--- Start of Stored records ---

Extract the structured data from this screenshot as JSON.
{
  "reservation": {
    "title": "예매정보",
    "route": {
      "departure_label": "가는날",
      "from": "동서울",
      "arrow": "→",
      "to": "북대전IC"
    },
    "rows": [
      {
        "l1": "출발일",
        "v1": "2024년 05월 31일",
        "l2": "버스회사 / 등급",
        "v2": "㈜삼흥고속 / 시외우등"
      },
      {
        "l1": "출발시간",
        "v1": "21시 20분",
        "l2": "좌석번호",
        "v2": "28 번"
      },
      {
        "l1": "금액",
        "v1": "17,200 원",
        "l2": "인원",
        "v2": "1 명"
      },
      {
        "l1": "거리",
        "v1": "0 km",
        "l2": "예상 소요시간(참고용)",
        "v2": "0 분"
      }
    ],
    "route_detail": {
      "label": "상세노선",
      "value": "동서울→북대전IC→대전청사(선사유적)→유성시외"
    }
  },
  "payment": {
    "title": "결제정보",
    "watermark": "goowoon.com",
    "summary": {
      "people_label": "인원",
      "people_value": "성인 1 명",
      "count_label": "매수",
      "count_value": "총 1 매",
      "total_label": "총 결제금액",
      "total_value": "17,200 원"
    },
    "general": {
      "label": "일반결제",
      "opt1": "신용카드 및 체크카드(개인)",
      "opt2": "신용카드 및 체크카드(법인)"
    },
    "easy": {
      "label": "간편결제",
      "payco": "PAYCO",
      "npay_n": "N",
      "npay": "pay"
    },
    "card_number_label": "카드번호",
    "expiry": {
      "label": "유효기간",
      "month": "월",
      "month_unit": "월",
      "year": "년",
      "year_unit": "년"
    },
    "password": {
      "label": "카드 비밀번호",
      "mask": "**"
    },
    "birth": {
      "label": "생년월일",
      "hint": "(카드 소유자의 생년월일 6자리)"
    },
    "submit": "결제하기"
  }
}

--- End of Stored records ---

_Goal:_ Word for word, write out the data.

_Finished exercise:_
Extract the structured data from this screenshot as JSON.
{
  "reservation": {
    "title": "예매정보",
    "route": {
      "departure_label": "가는날",
      "from": "동서울",
      "arrow": "→",
      "to": "북대전IC"
    },
    "rows": [
      {
        "l1": "출발일",
        "v1": "2024년 05월 31일",
        "l2": "버스회사 / 등급",
        "v2": "㈜삼흥고속 / 시외우등"
      },
      {
        "l1": "출발시간",
        "v1": "21시 20분",
        "l2": "좌석번호",
        "v2": "28 번"
      },
      {
        "l1": "금액",
        "v1": "17,200 원",
        "l2": "인원",
        "v2": "1 명"
      },
      {
        "l1": "거리",
        "v1": "0 km",
        "l2": "예상 소요시간(참고용)",
        "v2": "0 분"
      }
    ],
    "route_detail": {
      "label": "상세노선",
      "value": "동서울→북대전IC→대전청사(선사유적)→유성시외"
    }
  },
  "payment": {
    "title": "결제정보",
    "watermark": "goowoon.com",
    "summary": {
      "people_label": "인원",
      "people_value": "성인 1 명",
      "count_label": "매수",
      "count_value": "총 1 매",
      "total_label": "총 결제금액",
      "total_value": "17,200 원"
    },
    "general": {
      "label": "일반결제",
      "opt1": "신용카드 및 체크카드(개인)",
      "opt2": "신용카드 및 체크카드(법인)"
    },
    "easy": {
      "label": "간편결제",
      "payco": "PAYCO",
      "npay_n": "N",
      "npay": "pay"
    },
    "card_number_label": "카드번호",
    "expiry": {
      "label": "유효기간",
      "month": "월",
      "month_unit": "월",
      "year": "년",
      "year_unit": "년"
    },
    "password": {
      "label": "카드 비밀번호",
      "mask": "**"
    },
    "birth": {
      "label": "생년월일",
      "hint": "(카드 소유자의 생년월일 6자리)"
    },
    "submit": "결제하기"
  }
}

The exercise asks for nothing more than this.